__Raw data__.

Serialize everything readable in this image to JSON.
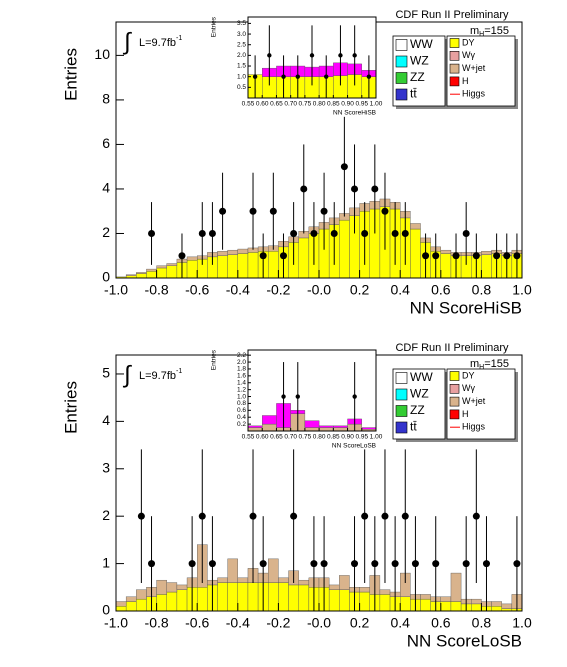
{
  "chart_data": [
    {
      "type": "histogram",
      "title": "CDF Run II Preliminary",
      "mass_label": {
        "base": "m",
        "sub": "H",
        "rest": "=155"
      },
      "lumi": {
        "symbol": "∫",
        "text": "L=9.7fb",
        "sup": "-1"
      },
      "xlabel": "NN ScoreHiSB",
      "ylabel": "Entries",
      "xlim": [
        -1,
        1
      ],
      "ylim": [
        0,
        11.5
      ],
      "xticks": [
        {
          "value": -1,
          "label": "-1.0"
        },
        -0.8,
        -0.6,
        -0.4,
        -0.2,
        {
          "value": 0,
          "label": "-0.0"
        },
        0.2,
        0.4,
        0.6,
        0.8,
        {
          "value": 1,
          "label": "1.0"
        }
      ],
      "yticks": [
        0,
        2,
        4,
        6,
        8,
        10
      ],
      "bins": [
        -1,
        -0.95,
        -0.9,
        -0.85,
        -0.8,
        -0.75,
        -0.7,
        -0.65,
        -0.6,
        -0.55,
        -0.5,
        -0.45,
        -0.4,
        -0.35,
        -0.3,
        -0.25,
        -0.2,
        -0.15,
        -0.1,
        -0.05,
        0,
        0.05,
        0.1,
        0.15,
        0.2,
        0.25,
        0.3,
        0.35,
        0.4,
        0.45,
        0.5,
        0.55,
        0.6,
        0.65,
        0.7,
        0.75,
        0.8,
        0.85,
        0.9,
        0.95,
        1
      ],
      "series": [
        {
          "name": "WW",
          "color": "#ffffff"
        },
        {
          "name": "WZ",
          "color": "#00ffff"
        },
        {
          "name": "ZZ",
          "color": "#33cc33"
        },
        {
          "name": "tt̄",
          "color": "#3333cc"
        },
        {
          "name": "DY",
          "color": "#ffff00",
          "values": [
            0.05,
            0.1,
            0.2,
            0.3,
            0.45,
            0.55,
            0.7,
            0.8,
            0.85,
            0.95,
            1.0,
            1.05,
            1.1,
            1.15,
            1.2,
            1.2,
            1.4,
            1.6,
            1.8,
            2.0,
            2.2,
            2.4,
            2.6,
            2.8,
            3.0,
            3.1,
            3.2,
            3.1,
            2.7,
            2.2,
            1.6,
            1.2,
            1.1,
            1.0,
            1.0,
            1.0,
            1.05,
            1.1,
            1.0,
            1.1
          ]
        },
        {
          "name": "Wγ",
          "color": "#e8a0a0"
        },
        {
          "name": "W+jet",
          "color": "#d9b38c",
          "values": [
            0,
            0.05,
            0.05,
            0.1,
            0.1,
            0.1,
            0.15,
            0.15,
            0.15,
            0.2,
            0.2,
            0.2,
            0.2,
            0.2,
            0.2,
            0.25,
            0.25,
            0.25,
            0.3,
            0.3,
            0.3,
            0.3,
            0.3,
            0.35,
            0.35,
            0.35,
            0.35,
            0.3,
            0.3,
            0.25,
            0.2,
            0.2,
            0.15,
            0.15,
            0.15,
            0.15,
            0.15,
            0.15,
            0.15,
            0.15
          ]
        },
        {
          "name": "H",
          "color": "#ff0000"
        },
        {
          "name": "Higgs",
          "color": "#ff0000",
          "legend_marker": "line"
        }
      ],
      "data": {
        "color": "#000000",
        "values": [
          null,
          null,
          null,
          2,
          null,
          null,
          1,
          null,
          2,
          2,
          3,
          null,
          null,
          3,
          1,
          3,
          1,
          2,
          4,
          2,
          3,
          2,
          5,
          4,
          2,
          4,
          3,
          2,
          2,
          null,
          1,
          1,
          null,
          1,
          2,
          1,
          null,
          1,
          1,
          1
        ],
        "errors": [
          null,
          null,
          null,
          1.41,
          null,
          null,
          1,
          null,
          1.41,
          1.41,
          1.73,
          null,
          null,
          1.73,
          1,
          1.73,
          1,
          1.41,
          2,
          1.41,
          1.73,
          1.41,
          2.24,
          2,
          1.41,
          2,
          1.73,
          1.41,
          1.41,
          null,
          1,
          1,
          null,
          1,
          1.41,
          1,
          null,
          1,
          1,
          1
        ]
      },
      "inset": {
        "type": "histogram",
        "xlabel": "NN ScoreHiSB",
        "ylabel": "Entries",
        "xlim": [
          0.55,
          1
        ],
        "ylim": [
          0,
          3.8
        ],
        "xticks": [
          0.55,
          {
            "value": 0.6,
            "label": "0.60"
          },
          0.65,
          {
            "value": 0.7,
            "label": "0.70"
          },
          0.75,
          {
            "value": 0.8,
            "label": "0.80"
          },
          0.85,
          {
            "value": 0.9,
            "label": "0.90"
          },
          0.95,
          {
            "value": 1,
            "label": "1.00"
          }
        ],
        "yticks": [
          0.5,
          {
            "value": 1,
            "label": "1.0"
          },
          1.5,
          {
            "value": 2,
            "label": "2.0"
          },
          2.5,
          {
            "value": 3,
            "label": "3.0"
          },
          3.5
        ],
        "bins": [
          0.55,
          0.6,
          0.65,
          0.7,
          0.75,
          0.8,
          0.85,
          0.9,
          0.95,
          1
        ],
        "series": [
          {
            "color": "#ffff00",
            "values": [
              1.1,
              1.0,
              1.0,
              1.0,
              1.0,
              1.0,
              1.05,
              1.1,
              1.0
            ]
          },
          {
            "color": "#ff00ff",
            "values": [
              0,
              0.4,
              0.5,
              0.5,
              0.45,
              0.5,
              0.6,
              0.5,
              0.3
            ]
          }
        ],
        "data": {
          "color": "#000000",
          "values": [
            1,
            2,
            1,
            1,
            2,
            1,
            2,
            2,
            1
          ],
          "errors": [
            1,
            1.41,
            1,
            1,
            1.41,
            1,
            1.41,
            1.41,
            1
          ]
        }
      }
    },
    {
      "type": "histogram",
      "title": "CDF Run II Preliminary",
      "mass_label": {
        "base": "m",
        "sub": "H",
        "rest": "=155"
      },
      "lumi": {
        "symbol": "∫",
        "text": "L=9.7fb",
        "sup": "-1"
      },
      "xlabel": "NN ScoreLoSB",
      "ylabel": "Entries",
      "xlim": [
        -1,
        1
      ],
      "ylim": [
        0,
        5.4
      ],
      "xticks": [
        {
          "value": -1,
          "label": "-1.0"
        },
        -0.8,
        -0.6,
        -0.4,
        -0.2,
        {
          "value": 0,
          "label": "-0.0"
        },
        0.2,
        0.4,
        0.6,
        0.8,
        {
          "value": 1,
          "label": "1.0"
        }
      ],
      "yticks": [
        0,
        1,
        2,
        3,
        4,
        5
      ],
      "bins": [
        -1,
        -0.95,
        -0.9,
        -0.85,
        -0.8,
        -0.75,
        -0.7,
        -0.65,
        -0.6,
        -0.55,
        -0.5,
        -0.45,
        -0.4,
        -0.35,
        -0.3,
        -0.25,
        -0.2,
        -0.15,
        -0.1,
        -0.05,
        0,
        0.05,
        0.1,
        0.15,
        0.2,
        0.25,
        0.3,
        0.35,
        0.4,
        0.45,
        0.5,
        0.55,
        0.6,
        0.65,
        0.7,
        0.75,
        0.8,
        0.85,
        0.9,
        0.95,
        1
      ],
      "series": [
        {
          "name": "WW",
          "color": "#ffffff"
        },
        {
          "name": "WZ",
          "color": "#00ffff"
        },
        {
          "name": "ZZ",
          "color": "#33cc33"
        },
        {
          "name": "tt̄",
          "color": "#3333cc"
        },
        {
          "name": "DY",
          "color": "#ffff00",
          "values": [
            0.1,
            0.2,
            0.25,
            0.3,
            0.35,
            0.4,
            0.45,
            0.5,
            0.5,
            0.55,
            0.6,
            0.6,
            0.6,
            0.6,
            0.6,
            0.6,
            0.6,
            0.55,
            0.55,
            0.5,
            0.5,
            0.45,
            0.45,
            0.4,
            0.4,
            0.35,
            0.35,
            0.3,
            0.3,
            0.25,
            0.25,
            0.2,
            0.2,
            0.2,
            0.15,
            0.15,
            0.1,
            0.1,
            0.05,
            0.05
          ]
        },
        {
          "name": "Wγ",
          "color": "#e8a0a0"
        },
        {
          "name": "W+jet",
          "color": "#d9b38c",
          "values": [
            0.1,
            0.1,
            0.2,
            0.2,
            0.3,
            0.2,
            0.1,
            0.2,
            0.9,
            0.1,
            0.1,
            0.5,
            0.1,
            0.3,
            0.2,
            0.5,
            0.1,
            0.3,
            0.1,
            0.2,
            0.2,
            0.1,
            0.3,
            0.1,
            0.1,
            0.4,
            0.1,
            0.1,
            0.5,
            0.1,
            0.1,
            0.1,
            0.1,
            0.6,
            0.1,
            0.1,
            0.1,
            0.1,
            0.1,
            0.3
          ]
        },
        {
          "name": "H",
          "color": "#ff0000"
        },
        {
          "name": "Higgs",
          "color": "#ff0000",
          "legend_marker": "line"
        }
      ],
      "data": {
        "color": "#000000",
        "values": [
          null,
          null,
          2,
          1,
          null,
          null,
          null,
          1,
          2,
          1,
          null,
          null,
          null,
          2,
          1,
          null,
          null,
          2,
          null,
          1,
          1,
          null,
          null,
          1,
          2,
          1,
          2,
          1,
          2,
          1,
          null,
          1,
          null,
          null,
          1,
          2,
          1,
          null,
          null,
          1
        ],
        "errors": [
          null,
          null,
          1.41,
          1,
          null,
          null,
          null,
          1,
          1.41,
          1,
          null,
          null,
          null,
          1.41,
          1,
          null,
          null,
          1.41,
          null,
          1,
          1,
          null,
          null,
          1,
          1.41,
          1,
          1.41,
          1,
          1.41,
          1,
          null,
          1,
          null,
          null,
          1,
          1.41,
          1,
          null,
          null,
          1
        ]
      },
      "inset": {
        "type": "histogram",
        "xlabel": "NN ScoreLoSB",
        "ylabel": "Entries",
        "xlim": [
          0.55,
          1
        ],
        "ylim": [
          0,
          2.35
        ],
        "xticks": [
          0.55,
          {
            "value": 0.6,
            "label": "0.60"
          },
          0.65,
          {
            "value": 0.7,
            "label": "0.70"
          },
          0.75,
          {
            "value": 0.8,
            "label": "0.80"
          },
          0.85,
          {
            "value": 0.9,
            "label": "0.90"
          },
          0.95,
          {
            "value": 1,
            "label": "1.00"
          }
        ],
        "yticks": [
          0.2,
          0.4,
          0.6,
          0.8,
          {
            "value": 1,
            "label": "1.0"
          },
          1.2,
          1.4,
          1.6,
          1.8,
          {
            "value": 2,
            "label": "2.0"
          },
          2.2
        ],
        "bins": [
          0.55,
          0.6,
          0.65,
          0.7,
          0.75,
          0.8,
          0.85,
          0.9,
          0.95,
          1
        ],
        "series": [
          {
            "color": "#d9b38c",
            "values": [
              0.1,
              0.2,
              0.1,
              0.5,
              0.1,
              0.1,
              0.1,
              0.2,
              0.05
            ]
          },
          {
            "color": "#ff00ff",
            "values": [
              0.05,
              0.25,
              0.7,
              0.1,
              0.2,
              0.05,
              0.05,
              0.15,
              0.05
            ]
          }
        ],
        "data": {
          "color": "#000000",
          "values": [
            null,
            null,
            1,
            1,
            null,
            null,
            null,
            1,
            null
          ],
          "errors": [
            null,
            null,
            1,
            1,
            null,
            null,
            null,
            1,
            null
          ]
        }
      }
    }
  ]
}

__Stated exercise__.
Where a line in the material above holds "ScoreLoSB", copy that line.

__The response__.
      "xlabel": "NN ScoreLoSB",
        "xlabel": "NN ScoreLoSB",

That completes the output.